____ Given information
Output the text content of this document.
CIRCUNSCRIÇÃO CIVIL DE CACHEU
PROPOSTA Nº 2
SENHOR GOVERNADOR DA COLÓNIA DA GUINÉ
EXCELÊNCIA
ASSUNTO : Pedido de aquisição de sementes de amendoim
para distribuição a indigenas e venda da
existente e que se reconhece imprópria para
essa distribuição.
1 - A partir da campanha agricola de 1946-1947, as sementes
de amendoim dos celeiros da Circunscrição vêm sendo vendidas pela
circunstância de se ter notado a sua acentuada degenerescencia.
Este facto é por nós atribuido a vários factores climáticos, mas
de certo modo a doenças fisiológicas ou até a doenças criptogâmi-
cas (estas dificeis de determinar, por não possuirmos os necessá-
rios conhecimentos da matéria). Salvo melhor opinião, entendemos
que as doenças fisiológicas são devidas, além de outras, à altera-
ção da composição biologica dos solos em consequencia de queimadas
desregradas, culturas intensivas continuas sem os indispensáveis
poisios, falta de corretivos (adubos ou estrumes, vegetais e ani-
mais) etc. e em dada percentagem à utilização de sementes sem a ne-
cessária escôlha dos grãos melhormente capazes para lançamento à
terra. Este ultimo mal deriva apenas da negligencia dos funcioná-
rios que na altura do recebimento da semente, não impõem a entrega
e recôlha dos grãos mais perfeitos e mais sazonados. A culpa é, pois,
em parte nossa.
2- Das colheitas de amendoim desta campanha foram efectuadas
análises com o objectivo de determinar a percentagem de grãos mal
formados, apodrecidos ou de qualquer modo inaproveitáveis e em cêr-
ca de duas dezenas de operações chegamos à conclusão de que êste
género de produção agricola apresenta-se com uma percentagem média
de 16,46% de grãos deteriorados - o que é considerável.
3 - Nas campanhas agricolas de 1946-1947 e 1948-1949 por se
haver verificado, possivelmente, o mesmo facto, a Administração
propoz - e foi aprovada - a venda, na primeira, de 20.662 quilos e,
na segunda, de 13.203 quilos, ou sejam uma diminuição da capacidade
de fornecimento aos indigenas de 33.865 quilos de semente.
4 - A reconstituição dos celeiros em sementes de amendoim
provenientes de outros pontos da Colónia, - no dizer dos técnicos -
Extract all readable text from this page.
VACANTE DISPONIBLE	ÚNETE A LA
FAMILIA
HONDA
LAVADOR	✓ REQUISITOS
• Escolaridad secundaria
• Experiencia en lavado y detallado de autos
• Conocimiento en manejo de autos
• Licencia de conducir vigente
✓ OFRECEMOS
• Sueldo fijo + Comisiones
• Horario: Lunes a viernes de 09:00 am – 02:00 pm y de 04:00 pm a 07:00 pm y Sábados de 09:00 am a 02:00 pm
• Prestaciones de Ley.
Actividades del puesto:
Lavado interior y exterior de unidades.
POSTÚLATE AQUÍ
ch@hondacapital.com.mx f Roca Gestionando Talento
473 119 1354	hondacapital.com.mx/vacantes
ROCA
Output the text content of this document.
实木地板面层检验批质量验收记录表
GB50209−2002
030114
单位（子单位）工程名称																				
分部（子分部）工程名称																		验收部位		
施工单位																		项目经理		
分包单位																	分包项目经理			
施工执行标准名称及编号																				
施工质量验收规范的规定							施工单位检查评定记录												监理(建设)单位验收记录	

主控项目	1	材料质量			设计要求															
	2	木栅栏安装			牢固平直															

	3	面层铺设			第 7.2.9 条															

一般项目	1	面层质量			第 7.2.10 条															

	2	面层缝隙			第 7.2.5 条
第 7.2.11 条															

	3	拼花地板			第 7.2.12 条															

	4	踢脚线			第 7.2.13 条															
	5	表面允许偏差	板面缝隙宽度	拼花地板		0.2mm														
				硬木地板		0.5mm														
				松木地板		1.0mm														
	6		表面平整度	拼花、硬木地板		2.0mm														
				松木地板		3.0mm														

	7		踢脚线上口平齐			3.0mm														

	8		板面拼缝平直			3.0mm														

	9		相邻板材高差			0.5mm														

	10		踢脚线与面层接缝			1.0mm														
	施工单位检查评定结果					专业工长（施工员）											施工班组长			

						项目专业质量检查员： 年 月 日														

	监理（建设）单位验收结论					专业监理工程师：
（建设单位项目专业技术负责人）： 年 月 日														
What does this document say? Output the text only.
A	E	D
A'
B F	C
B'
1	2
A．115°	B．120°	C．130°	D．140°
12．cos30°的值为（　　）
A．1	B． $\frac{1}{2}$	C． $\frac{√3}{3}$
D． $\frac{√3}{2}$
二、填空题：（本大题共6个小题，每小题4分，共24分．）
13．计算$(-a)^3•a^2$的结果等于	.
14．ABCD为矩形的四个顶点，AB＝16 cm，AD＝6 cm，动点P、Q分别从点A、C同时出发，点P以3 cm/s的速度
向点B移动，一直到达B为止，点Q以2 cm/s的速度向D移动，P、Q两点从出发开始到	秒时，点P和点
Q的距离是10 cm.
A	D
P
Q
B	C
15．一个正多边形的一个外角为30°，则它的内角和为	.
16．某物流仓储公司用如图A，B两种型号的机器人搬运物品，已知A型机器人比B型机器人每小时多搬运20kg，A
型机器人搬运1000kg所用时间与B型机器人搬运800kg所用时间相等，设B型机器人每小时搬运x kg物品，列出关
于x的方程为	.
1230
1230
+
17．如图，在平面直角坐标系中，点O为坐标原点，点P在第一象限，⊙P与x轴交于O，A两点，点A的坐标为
________
Problem to work on » Write out the whole listing again, exactly as it stands.

Result of the exercise »
Output the text content of this document.
CIRCUNSCRIÇÃO CIVIL DE CACHEU
PROPOSTA Nº 2
SENHOR GOVERNADOR DA COLÓNIA DA GUINÉ
EXCELÊNCIA
ASSUNTO : Pedido de aquisição de sementes de amendoim
para distribuição a indigenas e venda da
existente e que se reconhece imprópria para
essa distribuição.
1 - A partir da campanha agricola de 1946-1947, as sementes
de amendoim dos celeiros da Circunscrição vêm sendo vendidas pela
circunstância de se ter notado a sua acentuada degenerescencia.
Este facto é por nós atribuido a vários factores climáticos, mas
de certo modo a doenças fisiológicas ou até a doenças criptogâmi-
cas (estas dificeis de determinar, por não possuirmos os necessá-
rios conhecimentos da matéria). Salvo melhor opinião, entendemos
que as doenças fisiológicas são devidas, além de outras, à altera-
ção da composição biologica dos solos em consequencia de queimadas
desregradas, culturas intensivas continuas sem os indispensáveis
poisios, falta de corretivos (adubos ou estrumes, vegetais e ani-
mais) etc. e em dada percentagem à utilização de sementes sem a ne-
cessária escôlha dos grãos melhormente capazes para lançamento à
terra. Este ultimo mal deriva apenas da negligencia dos funcioná-
rios que na altura do recebimento da semente, não impõem a entrega
e recôlha dos grãos mais perfeitos e mais sazonados. A culpa é, pois,
em parte nossa.
2- Das colheitas de amendoim desta campanha foram efectuadas
análises com o objectivo de determinar a percentagem de grãos mal
formados, apodrecidos ou de qualquer modo inaproveitáveis e em cêr-
ca de duas dezenas de operações chegamos à conclusão de que êste
género de produção agricola apresenta-se com uma percentagem média
de 16,46% de grãos deteriorados - o que é considerável.
3 - Nas campanhas agricolas de 1946-1947 e 1948-1949 por se
haver verificado, possivelmente, o mesmo facto, a Administração
propoz - e foi aprovada - a venda, na primeira, de 20.662 quilos e,
na segunda, de 13.203 quilos, ou sejam uma diminuição da capacidade
de fornecimento aos indigenas de 33.865 quilos de semente.
4 - A reconstituição dos celeiros em sementes de amendoim
provenientes de outros pontos da Colónia, - no dizer dos técnicos -
Extract all readable text from this page.
VACANTE DISPONIBLE	ÚNETE A LA
FAMILIA
HONDA
LAVADOR	✓ REQUISITOS
• Escolaridad secundaria
• Experiencia en lavado y detallado de autos
• Conocimiento en manejo de autos
• Licencia de conducir vigente
✓ OFRECEMOS
• Sueldo fijo + Comisiones
• Horario: Lunes a viernes de 09:00 am – 02:00 pm y de 04:00 pm a 07:00 pm y Sábados de 09:00 am a 02:00 pm
• Prestaciones de Ley.
Actividades del puesto:
Lavado interior y exterior de unidades.
POSTÚLATE AQUÍ
ch@hondacapital.com.mx f Roca Gestionando Talento
473 119 1354	hondacapital.com.mx/vacantes
ROCA
Output the text content of this document.
实木地板面层检验批质量验收记录表
GB50209−2002
030114
单位（子单位）工程名称																				
分部（子分部）工程名称																		验收部位		
施工单位																		项目经理		
分包单位																	分包项目经理			
施工执行标准名称及编号																				
施工质量验收规范的规定							施工单位检查评定记录												监理(建设)单位验收记录	

主控项目	1	材料质量			设计要求															
	2	木栅栏安装			牢固平直															

	3	面层铺设			第 7.2.9 条															

一般项目	1	面层质量			第 7.2.10 条															

	2	面层缝隙			第 7.2.5 条
第 7.2.11 条															

	3	拼花地板			第 7.2.12 条															

	4	踢脚线			第 7.2.13 条															
	5	表面允许偏差	板面缝隙宽度	拼花地板		0.2mm														
				硬木地板		0.5mm														
				松木地板		1.0mm														
	6		表面平整度	拼花、硬木地板		2.0mm														
				松木地板		3.0mm														

	7		踢脚线上口平齐			3.0mm														

	8		板面拼缝平直			3.0mm														

	9		相邻板材高差			0.5mm														

	10		踢脚线与面层接缝			1.0mm														
	施工单位检查评定结果					专业工长（施工员）											施工班组长			

						项目专业质量检查员： 年 月 日														

	监理（建设）单位验收结论					专业监理工程师：
（建设单位项目专业技术负责人）： 年 月 日														
What does this document say? Output the text only.
A	E	D
A'
B F	C
B'
1	2
A．115°	B．120°	C．130°	D．140°
12．cos30°的值为（　　）
A．1	B． $\frac{1}{2}$	C． $\frac{√3}{3}$
D． $\frac{√3}{2}$
二、填空题：（本大题共6个小题，每小题4分，共24分．）
13．计算$(-a)^3•a^2$的结果等于	.
14．ABCD为矩形的四个顶点，AB＝16 cm，AD＝6 cm，动点P、Q分别从点A、C同时出发，点P以3 cm/s的速度
向点B移动，一直到达B为止，点Q以2 cm/s的速度向D移动，P、Q两点从出发开始到	秒时，点P和点
Q的距离是10 cm.
A	D
P
Q
B	C
15．一个正多边形的一个外角为30°，则它的内角和为	.
16．某物流仓储公司用如图A，B两种型号的机器人搬运物品，已知A型机器人比B型机器人每小时多搬运20kg，A
型机器人搬运1000kg所用时间与B型机器人搬运800kg所用时间相等，设B型机器人每小时搬运x kg物品，列出关
于x的方程为	.
1230
1230
+
17．如图，在平面直角坐标系中，点O为坐标原点，点P在第一象限，⊙P与x轴交于O，A两点，点A的坐标为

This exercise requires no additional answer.